**TASK DESCRIPTION**. An exact copy of all the data is required, with pictures left out.

**GIVEN DATA**.

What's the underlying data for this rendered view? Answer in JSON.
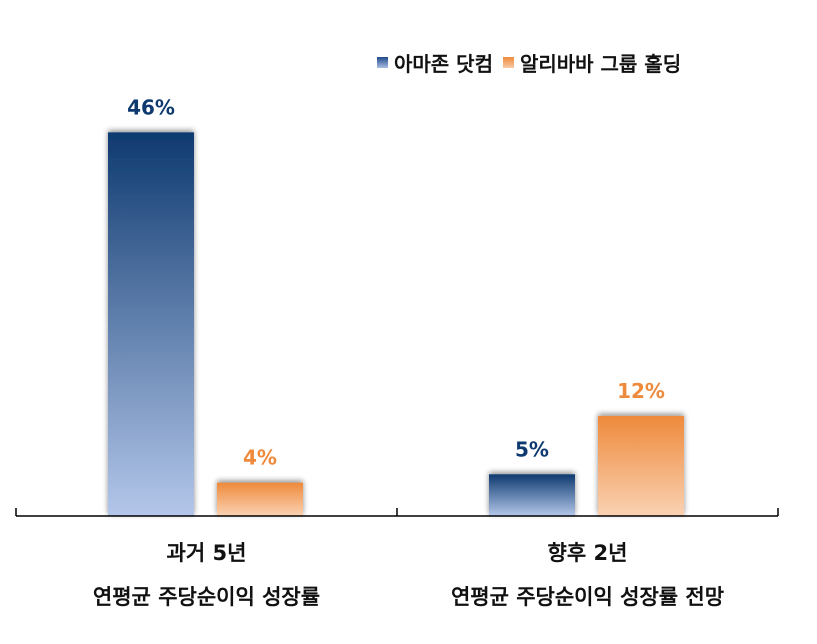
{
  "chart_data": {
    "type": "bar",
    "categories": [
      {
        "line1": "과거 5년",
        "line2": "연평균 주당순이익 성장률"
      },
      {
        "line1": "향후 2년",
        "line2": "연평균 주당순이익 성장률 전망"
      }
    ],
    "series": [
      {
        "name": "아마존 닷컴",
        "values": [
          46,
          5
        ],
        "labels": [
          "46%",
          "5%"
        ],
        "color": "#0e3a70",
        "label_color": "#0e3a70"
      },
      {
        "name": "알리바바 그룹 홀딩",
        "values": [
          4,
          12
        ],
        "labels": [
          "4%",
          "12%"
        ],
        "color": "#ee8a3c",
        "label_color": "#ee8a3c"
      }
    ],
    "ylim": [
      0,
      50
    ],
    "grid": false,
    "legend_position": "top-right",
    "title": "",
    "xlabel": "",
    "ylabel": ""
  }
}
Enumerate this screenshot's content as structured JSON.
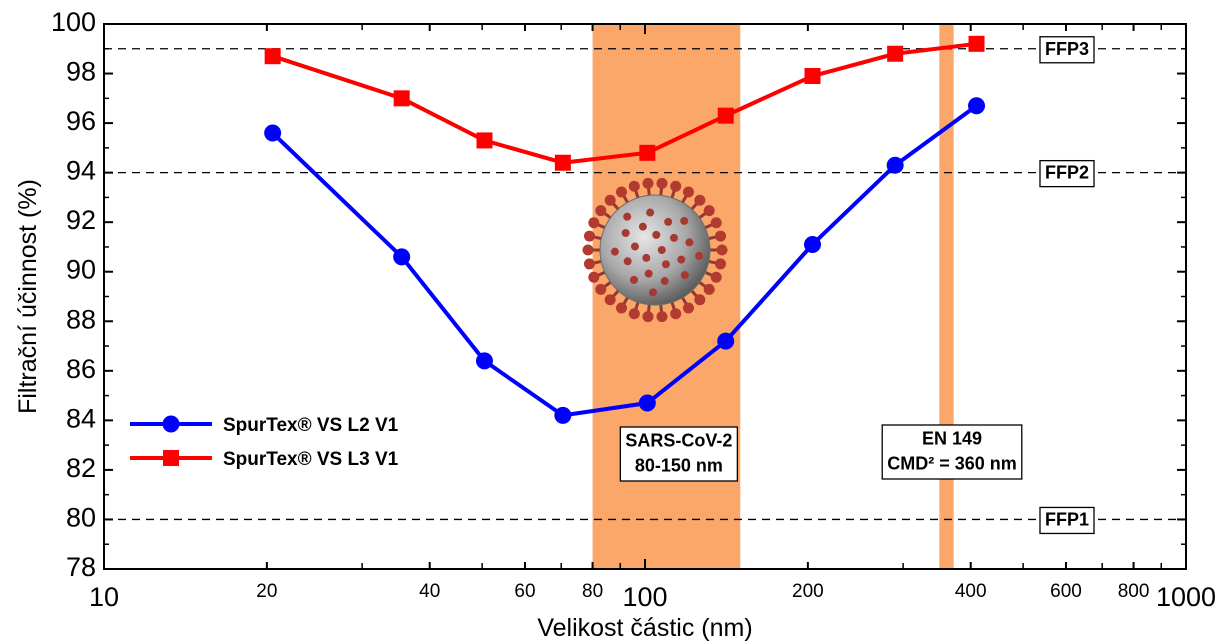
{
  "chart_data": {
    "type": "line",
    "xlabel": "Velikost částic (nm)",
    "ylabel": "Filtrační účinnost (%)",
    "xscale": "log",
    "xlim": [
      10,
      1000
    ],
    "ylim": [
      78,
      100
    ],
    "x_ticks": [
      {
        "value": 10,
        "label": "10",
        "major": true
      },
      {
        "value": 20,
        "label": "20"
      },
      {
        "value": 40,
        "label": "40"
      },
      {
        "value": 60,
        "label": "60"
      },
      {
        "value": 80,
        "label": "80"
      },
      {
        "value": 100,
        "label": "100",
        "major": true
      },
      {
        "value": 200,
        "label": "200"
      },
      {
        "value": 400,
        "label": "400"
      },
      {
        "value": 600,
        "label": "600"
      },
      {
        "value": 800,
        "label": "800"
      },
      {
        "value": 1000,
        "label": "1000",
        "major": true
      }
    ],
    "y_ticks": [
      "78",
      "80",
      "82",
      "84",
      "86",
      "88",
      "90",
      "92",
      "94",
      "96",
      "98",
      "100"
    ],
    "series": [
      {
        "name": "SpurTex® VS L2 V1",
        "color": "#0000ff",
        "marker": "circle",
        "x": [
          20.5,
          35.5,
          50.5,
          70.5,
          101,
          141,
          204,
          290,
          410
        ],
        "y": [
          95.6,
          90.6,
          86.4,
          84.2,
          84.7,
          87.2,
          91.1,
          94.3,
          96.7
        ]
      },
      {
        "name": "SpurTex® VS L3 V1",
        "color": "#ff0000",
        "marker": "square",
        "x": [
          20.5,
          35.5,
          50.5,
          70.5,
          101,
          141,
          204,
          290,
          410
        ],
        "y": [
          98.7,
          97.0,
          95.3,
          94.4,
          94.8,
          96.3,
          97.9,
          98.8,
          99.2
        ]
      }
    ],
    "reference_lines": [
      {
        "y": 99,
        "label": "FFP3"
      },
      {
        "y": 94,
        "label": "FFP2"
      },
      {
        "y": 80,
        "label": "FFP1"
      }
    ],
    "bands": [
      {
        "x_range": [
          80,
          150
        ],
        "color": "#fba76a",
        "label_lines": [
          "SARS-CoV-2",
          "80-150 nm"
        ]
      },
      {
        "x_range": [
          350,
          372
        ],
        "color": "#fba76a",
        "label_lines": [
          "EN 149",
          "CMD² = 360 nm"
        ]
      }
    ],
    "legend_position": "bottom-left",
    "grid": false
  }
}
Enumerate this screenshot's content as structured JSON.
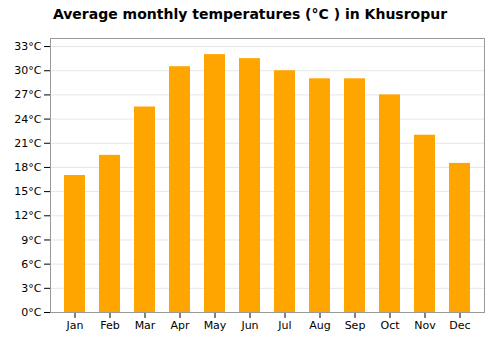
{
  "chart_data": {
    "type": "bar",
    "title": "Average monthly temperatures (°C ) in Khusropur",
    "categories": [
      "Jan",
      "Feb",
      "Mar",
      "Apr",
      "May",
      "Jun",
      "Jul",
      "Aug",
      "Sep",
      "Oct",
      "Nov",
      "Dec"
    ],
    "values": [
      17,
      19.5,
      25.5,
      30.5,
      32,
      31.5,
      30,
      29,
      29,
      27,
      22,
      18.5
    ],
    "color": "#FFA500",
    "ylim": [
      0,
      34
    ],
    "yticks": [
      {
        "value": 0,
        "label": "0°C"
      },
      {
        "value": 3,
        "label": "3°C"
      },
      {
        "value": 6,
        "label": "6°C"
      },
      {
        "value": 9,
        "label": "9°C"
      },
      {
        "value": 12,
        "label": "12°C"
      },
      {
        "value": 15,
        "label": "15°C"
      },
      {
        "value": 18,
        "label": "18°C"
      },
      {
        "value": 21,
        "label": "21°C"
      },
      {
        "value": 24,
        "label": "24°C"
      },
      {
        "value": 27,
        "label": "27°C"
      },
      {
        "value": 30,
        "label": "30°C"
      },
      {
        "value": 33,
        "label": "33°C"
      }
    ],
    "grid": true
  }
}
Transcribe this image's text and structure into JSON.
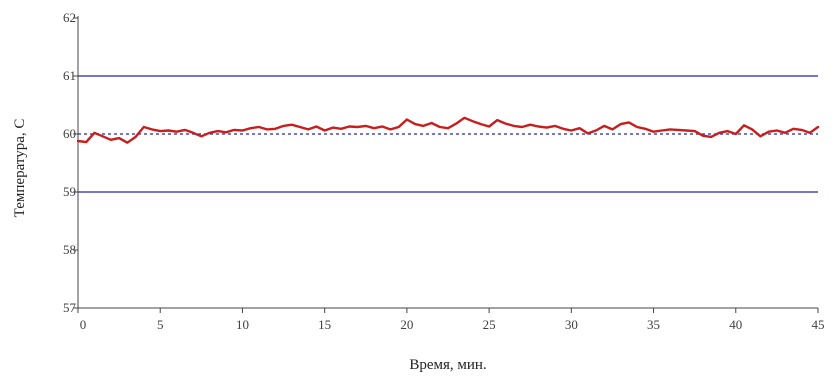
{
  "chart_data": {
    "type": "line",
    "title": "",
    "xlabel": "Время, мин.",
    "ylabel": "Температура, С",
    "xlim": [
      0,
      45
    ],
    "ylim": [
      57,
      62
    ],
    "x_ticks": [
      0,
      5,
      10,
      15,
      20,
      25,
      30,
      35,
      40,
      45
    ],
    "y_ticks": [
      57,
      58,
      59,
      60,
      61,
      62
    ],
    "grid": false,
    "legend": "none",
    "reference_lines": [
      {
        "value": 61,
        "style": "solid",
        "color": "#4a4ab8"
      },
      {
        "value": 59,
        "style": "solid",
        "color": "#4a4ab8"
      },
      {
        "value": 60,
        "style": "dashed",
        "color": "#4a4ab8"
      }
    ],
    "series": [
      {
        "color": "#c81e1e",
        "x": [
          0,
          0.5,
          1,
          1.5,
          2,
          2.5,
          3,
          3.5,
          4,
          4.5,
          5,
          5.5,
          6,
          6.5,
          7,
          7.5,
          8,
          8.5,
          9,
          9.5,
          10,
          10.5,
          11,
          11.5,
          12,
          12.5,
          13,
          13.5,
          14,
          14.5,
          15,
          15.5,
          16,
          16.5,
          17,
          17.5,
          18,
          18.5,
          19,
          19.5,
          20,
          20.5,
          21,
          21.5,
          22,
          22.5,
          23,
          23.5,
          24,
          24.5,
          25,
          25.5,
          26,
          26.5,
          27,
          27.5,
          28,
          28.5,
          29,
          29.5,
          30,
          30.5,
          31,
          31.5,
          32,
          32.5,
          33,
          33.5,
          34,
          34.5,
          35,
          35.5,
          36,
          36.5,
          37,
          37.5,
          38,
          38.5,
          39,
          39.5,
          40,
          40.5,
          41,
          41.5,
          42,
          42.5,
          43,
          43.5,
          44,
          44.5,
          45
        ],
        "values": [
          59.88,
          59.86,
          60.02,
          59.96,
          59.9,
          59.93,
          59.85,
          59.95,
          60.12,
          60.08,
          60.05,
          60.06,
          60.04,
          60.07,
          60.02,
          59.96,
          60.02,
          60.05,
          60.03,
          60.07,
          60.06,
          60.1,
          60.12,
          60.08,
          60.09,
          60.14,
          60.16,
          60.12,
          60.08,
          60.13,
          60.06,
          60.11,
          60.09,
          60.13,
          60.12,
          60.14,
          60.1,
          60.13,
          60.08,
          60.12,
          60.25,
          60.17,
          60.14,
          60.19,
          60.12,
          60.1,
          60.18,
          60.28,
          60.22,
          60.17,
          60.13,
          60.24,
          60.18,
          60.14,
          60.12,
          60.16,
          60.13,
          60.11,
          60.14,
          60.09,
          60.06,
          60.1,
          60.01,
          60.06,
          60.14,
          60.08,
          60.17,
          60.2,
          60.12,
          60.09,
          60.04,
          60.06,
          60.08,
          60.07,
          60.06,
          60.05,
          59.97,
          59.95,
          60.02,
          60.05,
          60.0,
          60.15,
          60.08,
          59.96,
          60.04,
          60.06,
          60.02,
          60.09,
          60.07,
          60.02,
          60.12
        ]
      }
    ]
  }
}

**ANSWER IN FULL**.
What's the underlying data for this rendered view? Answer in JSON.
{
  "chart_data": {
    "type": "bar",
    "categories": [
      {
        "line1": "과거 5년",
        "line2": "연평균 주당순이익 성장률"
      },
      {
        "line1": "향후 2년",
        "line2": "연평균 주당순이익 성장률 전망"
      }
    ],
    "series": [
      {
        "name": "아마존 닷컴",
        "values": [
          46,
          5
        ],
        "labels": [
          "46%",
          "5%"
        ],
        "color": "#0e3a70",
        "label_color": "#0e3a70"
      },
      {
        "name": "알리바바 그룹 홀딩",
        "values": [
          4,
          12
        ],
        "labels": [
          "4%",
          "12%"
        ],
        "color": "#ee8a3c",
        "label_color": "#ee8a3c"
      }
    ],
    "ylim": [
      0,
      50
    ],
    "grid": false,
    "legend_position": "top-right",
    "title": "",
    "xlabel": "",
    "ylabel": ""
  }
}
Enumerate this screenshot's content as structured JSON.
{
  "chart_data": {
    "type": "line",
    "xlabel": "Velikost částic (nm)",
    "ylabel": "Filtrační účinnost (%)",
    "xscale": "log",
    "xlim": [
      10,
      1000
    ],
    "ylim": [
      78,
      100
    ],
    "x_ticks": [
      {
        "value": 10,
        "label": "10",
        "major": true
      },
      {
        "value": 20,
        "label": "20"
      },
      {
        "value": 40,
        "label": "40"
      },
      {
        "value": 60,
        "label": "60"
      },
      {
        "value": 80,
        "label": "80"
      },
      {
        "value": 100,
        "label": "100",
        "major": true
      },
      {
        "value": 200,
        "label": "200"
      },
      {
        "value": 400,
        "label": "400"
      },
      {
        "value": 600,
        "label": "600"
      },
      {
        "value": 800,
        "label": "800"
      },
      {
        "value": 1000,
        "label": "1000",
        "major": true
      }
    ],
    "y_ticks": [
      "78",
      "80",
      "82",
      "84",
      "86",
      "88",
      "90",
      "92",
      "94",
      "96",
      "98",
      "100"
    ],
    "series": [
      {
        "name": "SpurTex® VS L2 V1",
        "color": "#0000ff",
        "marker": "circle",
        "x": [
          20.5,
          35.5,
          50.5,
          70.5,
          101,
          141,
          204,
          290,
          410
        ],
        "y": [
          95.6,
          90.6,
          86.4,
          84.2,
          84.7,
          87.2,
          91.1,
          94.3,
          96.7
        ]
      },
      {
        "name": "SpurTex® VS L3 V1",
        "color": "#ff0000",
        "marker": "square",
        "x": [
          20.5,
          35.5,
          50.5,
          70.5,
          101,
          141,
          204,
          290,
          410
        ],
        "y": [
          98.7,
          97.0,
          95.3,
          94.4,
          94.8,
          96.3,
          97.9,
          98.8,
          99.2
        ]
      }
    ],
    "reference_lines": [
      {
        "y": 99,
        "label": "FFP3"
      },
      {
        "y": 94,
        "label": "FFP2"
      },
      {
        "y": 80,
        "label": "FFP1"
      }
    ],
    "bands": [
      {
        "x_range": [
          80,
          150
        ],
        "color": "#fba76a",
        "label_lines": [
          "SARS-CoV-2",
          "80-150 nm"
        ]
      },
      {
        "x_range": [
          350,
          372
        ],
        "color": "#fba76a",
        "label_lines": [
          "EN 149",
          "CMD² = 360 nm"
        ]
      }
    ],
    "legend_position": "bottom-left",
    "grid": false
  }
}
Enumerate this screenshot's content as structured JSON.
{
  "chart_data": {
    "type": "bar",
    "title": "Average monthly temperatures (°C ) in Khusropur",
    "categories": [
      "Jan",
      "Feb",
      "Mar",
      "Apr",
      "May",
      "Jun",
      "Jul",
      "Aug",
      "Sep",
      "Oct",
      "Nov",
      "Dec"
    ],
    "values": [
      17,
      19.5,
      25.5,
      30.5,
      32,
      31.5,
      30,
      29,
      29,
      27,
      22,
      18.5
    ],
    "color": "#FFA500",
    "ylim": [
      0,
      34
    ],
    "yticks": [
      {
        "value": 0,
        "label": "0°C"
      },
      {
        "value": 3,
        "label": "3°C"
      },
      {
        "value": 6,
        "label": "6°C"
      },
      {
        "value": 9,
        "label": "9°C"
      },
      {
        "value": 12,
        "label": "12°C"
      },
      {
        "value": 15,
        "label": "15°C"
      },
      {
        "value": 18,
        "label": "18°C"
      },
      {
        "value": 21,
        "label": "21°C"
      },
      {
        "value": 24,
        "label": "24°C"
      },
      {
        "value": 27,
        "label": "27°C"
      },
      {
        "value": 30,
        "label": "30°C"
      },
      {
        "value": 33,
        "label": "33°C"
      }
    ],
    "grid": true
  }
}
Transcribe this image's text and structure into JSON.
{
  "chart_data": {
    "type": "line",
    "title": "",
    "xlabel": "Время, мин.",
    "ylabel": "Температура, С",
    "xlim": [
      0,
      45
    ],
    "ylim": [
      57,
      62
    ],
    "x_ticks": [
      0,
      5,
      10,
      15,
      20,
      25,
      30,
      35,
      40,
      45
    ],
    "y_ticks": [
      57,
      58,
      59,
      60,
      61,
      62
    ],
    "grid": false,
    "legend": "none",
    "reference_lines": [
      {
        "value": 61,
        "style": "solid",
        "color": "#4a4ab8"
      },
      {
        "value": 59,
        "style": "solid",
        "color": "#4a4ab8"
      },
      {
        "value": 60,
        "style": "dashed",
        "color": "#4a4ab8"
      }
    ],
    "series": [
      {
        "color": "#c81e1e",
        "x": [
          0,
          0.5,
          1,
          1.5,
          2,
          2.5,
          3,
          3.5,
          4,
          4.5,
          5,
          5.5,
          6,
          6.5,
          7,
          7.5,
          8,
          8.5,
          9,
          9.5,
          10,
          10.5,
          11,
          11.5,
          12,
          12.5,
          13,
          13.5,
          14,
          14.5,
          15,
          15.5,
          16,
          16.5,
          17,
          17.5,
          18,
          18.5,
          19,
          19.5,
          20,
          20.5,
          21,
          21.5,
          22,
          22.5,
          23,
          23.5,
          24,
          24.5,
          25,
          25.5,
          26,
          26.5,
          27,
          27.5,
          28,
          28.5,
          29,
          29.5,
          30,
          30.5,
          31,
          31.5,
          32,
          32.5,
          33,
          33.5,
          34,
          34.5,
          35,
          35.5,
          36,
          36.5,
          37,
          37.5,
          38,
          38.5,
          39,
          39.5,
          40,
          40.5,
          41,
          41.5,
          42,
          42.5,
          43,
          43.5,
          44,
          44.5,
          45
        ],
        "values": [
          59.88,
          59.86,
          60.02,
          59.96,
          59.9,
          59.93,
          59.85,
          59.95,
          60.12,
          60.08,
          60.05,
          60.06,
          60.04,
          60.07,
          60.02,
          59.96,
          60.02,
          60.05,
          60.03,
          60.07,
          60.06,
          60.1,
          60.12,
          60.08,
          60.09,
          60.14,
          60.16,
          60.12,
          60.08,
          60.13,
          60.06,
          60.11,
          60.09,
          60.13,
          60.12,
          60.14,
          60.1,
          60.13,
          60.08,
          60.12,
          60.25,
          60.17,
          60.14,
          60.19,
          60.12,
          60.1,
          60.18,
          60.28,
          60.22,
          60.17,
          60.13,
          60.24,
          60.18,
          60.14,
          60.12,
          60.16,
          60.13,
          60.11,
          60.14,
          60.09,
          60.06,
          60.1,
          60.01,
          60.06,
          60.14,
          60.08,
          60.17,
          60.2,
          60.12,
          60.09,
          60.04,
          60.06,
          60.08,
          60.07,
          60.06,
          60.05,
          59.97,
          59.95,
          60.02,
          60.05,
          60.0,
          60.15,
          60.08,
          59.96,
          60.04,
          60.06,
          60.02,
          60.09,
          60.07,
          60.02,
          60.12
        ]
      }
    ]
  }
}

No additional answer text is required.